#### TASK TO CARRY OUT:
Extract every line of the records below, reproducing each one without change and leaving out the pictures.

#### INPUT FOR THIS TASK:
###

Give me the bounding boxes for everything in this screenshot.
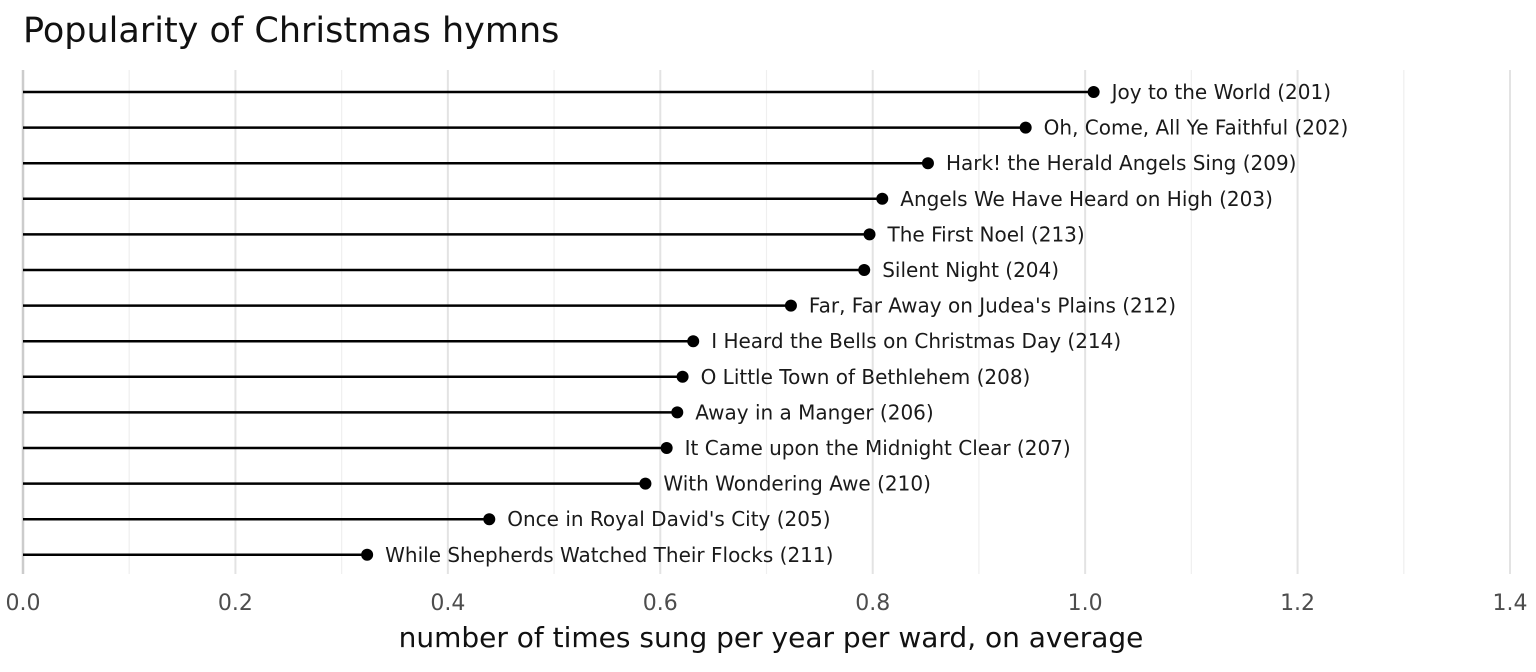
lollipop-point — [863, 228, 876, 241]
lollipop-point — [1019, 121, 1032, 134]
x-tick-label: 0.6 — [643, 591, 678, 616]
hymn-label: O Little Town of Bethlehem (208) — [701, 365, 1031, 389]
lollipop-point — [858, 264, 871, 276]
lollipop-point — [876, 192, 889, 205]
lollipop-point — [784, 299, 797, 312]
hymn-label: Far, Far Away on Judea's Plains (212) — [809, 294, 1176, 318]
lollipop-point — [1087, 86, 1100, 98]
lollipop-point — [687, 335, 700, 348]
lollipop-point — [483, 513, 496, 526]
hymn-label: Hark! the Herald Angels Sing (209) — [946, 151, 1297, 175]
x-tick-label: 1.0 — [1068, 591, 1103, 616]
lollipop-point — [671, 406, 684, 419]
x-tick-label: 1.2 — [1280, 591, 1315, 616]
hymn-label: Silent Night (204) — [882, 258, 1059, 282]
hymn-label: Once in Royal David's City (205) — [507, 507, 830, 531]
lollipop-point — [639, 477, 652, 490]
mark-layer: Joy to the World (201) Oh, Come, All Ye F… — [23, 80, 1348, 567]
hymn-label: Joy to the World (201) — [1110, 80, 1331, 104]
hymn-label: With Wondering Awe (210) — [663, 472, 930, 496]
x-axis-ticks: 0.0 0.2 0.4 0.6 0.8 1.0 1.2 1.4 — [6, 591, 1528, 616]
hymn-label: Angels We Have Heard on High (203) — [900, 187, 1273, 211]
x-tick-label: 0.0 — [6, 591, 41, 616]
lollipop-point — [660, 442, 673, 454]
hymn-label: Away in a Manger (206) — [695, 400, 933, 424]
lollipop-point — [676, 370, 689, 383]
lollipop-point — [921, 157, 934, 170]
hymn-label: While Shepherds Watched Their Flocks (21… — [385, 543, 833, 567]
chart-title: Popularity of Christmas hymns — [23, 11, 560, 51]
lollipop-point — [361, 548, 374, 561]
x-tick-label: 0.2 — [218, 591, 253, 616]
x-tick-label: 1.4 — [1493, 591, 1528, 616]
x-axis-title: number of times sung per year per ward, … — [399, 621, 1144, 654]
hymn-label: It Came upon the Midnight Clear (207) — [685, 436, 1071, 460]
hymn-label: Oh, Come, All Ye Faithful (202) — [1044, 116, 1349, 140]
x-tick-label: 0.4 — [430, 591, 465, 616]
grid-layer — [21, 70, 1511, 574]
x-tick-label: 0.8 — [855, 591, 890, 616]
hymn-label: I Heard the Bells on Christmas Day (214) — [711, 329, 1121, 353]
hymn-label: The First Noel (213) — [887, 222, 1085, 246]
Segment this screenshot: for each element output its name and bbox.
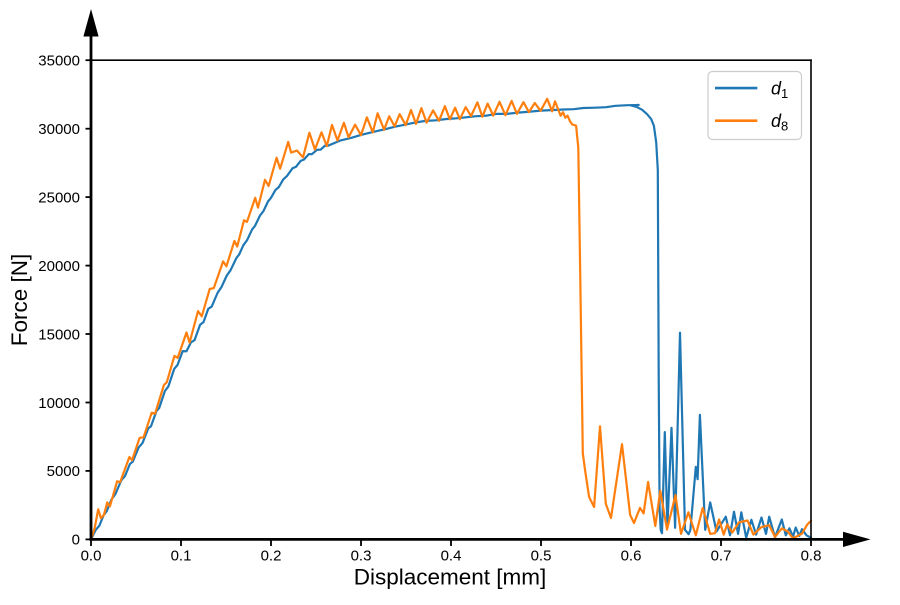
svg-text:0.4: 0.4 — [441, 548, 462, 565]
svg-text:0.1: 0.1 — [171, 548, 192, 565]
svg-text:0.6: 0.6 — [621, 548, 642, 565]
svg-text:30000: 30000 — [38, 121, 80, 138]
svg-text:5000: 5000 — [47, 463, 80, 480]
svg-text:0.7: 0.7 — [711, 548, 732, 565]
svg-text:Displacement [mm]: Displacement [mm] — [354, 564, 547, 589]
svg-text:15000: 15000 — [38, 326, 80, 343]
svg-text:20000: 20000 — [38, 258, 80, 275]
svg-text:0.0: 0.0 — [81, 548, 102, 565]
svg-text:25000: 25000 — [38, 189, 80, 206]
svg-text:35000: 35000 — [38, 53, 80, 70]
svg-text:10000: 10000 — [38, 395, 80, 412]
svg-text:Force [N]: Force [N] — [7, 254, 32, 347]
svg-text:0.3: 0.3 — [351, 548, 372, 565]
svg-text:0.5: 0.5 — [531, 548, 552, 565]
svg-text:0.2: 0.2 — [261, 548, 282, 565]
svg-text:0: 0 — [72, 532, 80, 549]
svg-text:0.8: 0.8 — [801, 548, 822, 565]
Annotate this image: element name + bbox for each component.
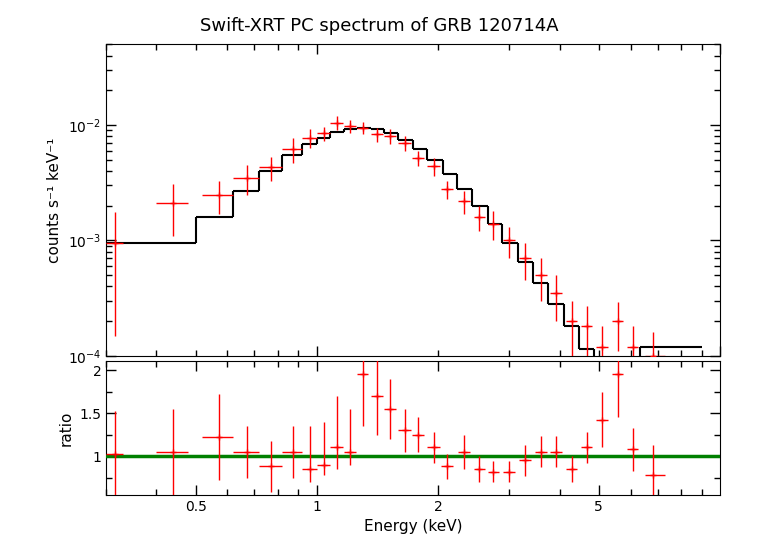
Text: Swift-XRT PC spectrum of GRB 120714A: Swift-XRT PC spectrum of GRB 120714A bbox=[199, 17, 559, 34]
X-axis label: Energy (keV): Energy (keV) bbox=[364, 519, 462, 534]
Y-axis label: ratio: ratio bbox=[58, 410, 74, 446]
Y-axis label: counts s⁻¹ keV⁻¹: counts s⁻¹ keV⁻¹ bbox=[47, 137, 62, 263]
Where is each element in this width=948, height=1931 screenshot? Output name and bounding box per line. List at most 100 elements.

###

#### FINAL RESULT:
Give me the bounding boxes for everything in this screenshot.
lollipop-point — [863, 228, 876, 241]
lollipop-point — [1019, 121, 1032, 134]
x-tick-label: 0.6 — [643, 591, 678, 616]
hymn-label: O Little Town of Bethlehem (208) — [701, 365, 1031, 389]
lollipop-point — [858, 264, 871, 276]
lollipop-point — [876, 192, 889, 205]
lollipop-point — [784, 299, 797, 312]
hymn-label: Far, Far Away on Judea's Plains (212) — [809, 294, 1176, 318]
lollipop-point — [1087, 86, 1100, 98]
lollipop-point — [687, 335, 700, 348]
lollipop-point — [483, 513, 496, 526]
hymn-label: Hark! the Herald Angels Sing (209) — [946, 151, 1297, 175]
x-tick-label: 1.0 — [1068, 591, 1103, 616]
lollipop-point — [671, 406, 684, 419]
x-tick-label: 1.2 — [1280, 591, 1315, 616]
hymn-label: Silent Night (204) — [882, 258, 1059, 282]
hymn-label: Once in Royal David's City (205) — [507, 507, 830, 531]
lollipop-point — [639, 477, 652, 490]
mark-layer: Joy to the World (201) Oh, Come, All Ye F… — [23, 80, 1348, 567]
hymn-label: Joy to the World (201) — [1110, 80, 1331, 104]
hymn-label: With Wondering Awe (210) — [663, 472, 930, 496]
x-axis-ticks: 0.0 0.2 0.4 0.6 0.8 1.0 1.2 1.4 — [6, 591, 1528, 616]
hymn-label: Angels We Have Heard on High (203) — [900, 187, 1273, 211]
x-tick-label: 0.0 — [6, 591, 41, 616]
lollipop-point — [660, 442, 673, 454]
hymn-label: Away in a Manger (206) — [695, 400, 933, 424]
lollipop-point — [676, 370, 689, 383]
lollipop-point — [921, 157, 934, 170]
hymn-label: While Shepherds Watched Their Flocks (21… — [385, 543, 833, 567]
chart-title: Popularity of Christmas hymns — [23, 11, 560, 51]
lollipop-point — [361, 548, 374, 561]
x-tick-label: 0.2 — [218, 591, 253, 616]
x-tick-label: 1.4 — [1493, 591, 1528, 616]
x-axis-title: number of times sung per year per ward, … — [399, 621, 1144, 654]
hymn-label: It Came upon the Midnight Clear (207) — [685, 436, 1071, 460]
hymn-label: Oh, Come, All Ye Faithful (202) — [1044, 116, 1349, 140]
x-tick-label: 0.4 — [430, 591, 465, 616]
grid-layer — [21, 70, 1511, 574]
x-tick-label: 0.8 — [855, 591, 890, 616]
hymn-label: I Heard the Bells on Christmas Day (214) — [711, 329, 1121, 353]
hymn-label: The First Noel (213) — [887, 222, 1085, 246]
Segment this screenshot: for each element output its name and bbox.
svg-text:0.4: 0.4 — [441, 548, 462, 565]
svg-text:0.1: 0.1 — [171, 548, 192, 565]
svg-text:0.6: 0.6 — [621, 548, 642, 565]
svg-text:30000: 30000 — [38, 121, 80, 138]
svg-text:5000: 5000 — [47, 463, 80, 480]
svg-text:0.7: 0.7 — [711, 548, 732, 565]
svg-text:Displacement [mm]: Displacement [mm] — [354, 564, 547, 589]
svg-text:15000: 15000 — [38, 326, 80, 343]
svg-text:20000: 20000 — [38, 258, 80, 275]
svg-text:0.0: 0.0 — [81, 548, 102, 565]
svg-text:25000: 25000 — [38, 189, 80, 206]
svg-text:35000: 35000 — [38, 53, 80, 70]
svg-text:10000: 10000 — [38, 395, 80, 412]
svg-text:Force [N]: Force [N] — [7, 254, 32, 347]
svg-text:0.3: 0.3 — [351, 548, 372, 565]
svg-text:0.5: 0.5 — [531, 548, 552, 565]
svg-text:0.2: 0.2 — [261, 548, 282, 565]
svg-text:0: 0 — [72, 532, 80, 549]
svg-text:0.8: 0.8 — [801, 548, 822, 565]
Annotate this image: element name + bbox for each component.
Text: Swift-XRT PC spectrum of GRB 120714A: Swift-XRT PC spectrum of GRB 120714A bbox=[199, 17, 559, 34]
X-axis label: Energy (keV): Energy (keV) bbox=[364, 519, 462, 534]
Y-axis label: ratio: ratio bbox=[58, 410, 74, 446]
Y-axis label: counts s⁻¹ keV⁻¹: counts s⁻¹ keV⁻¹ bbox=[47, 137, 62, 263]
Where is each element in this width=948, height=1931 screenshot? Output name and bounding box per line. List at most 100 elements.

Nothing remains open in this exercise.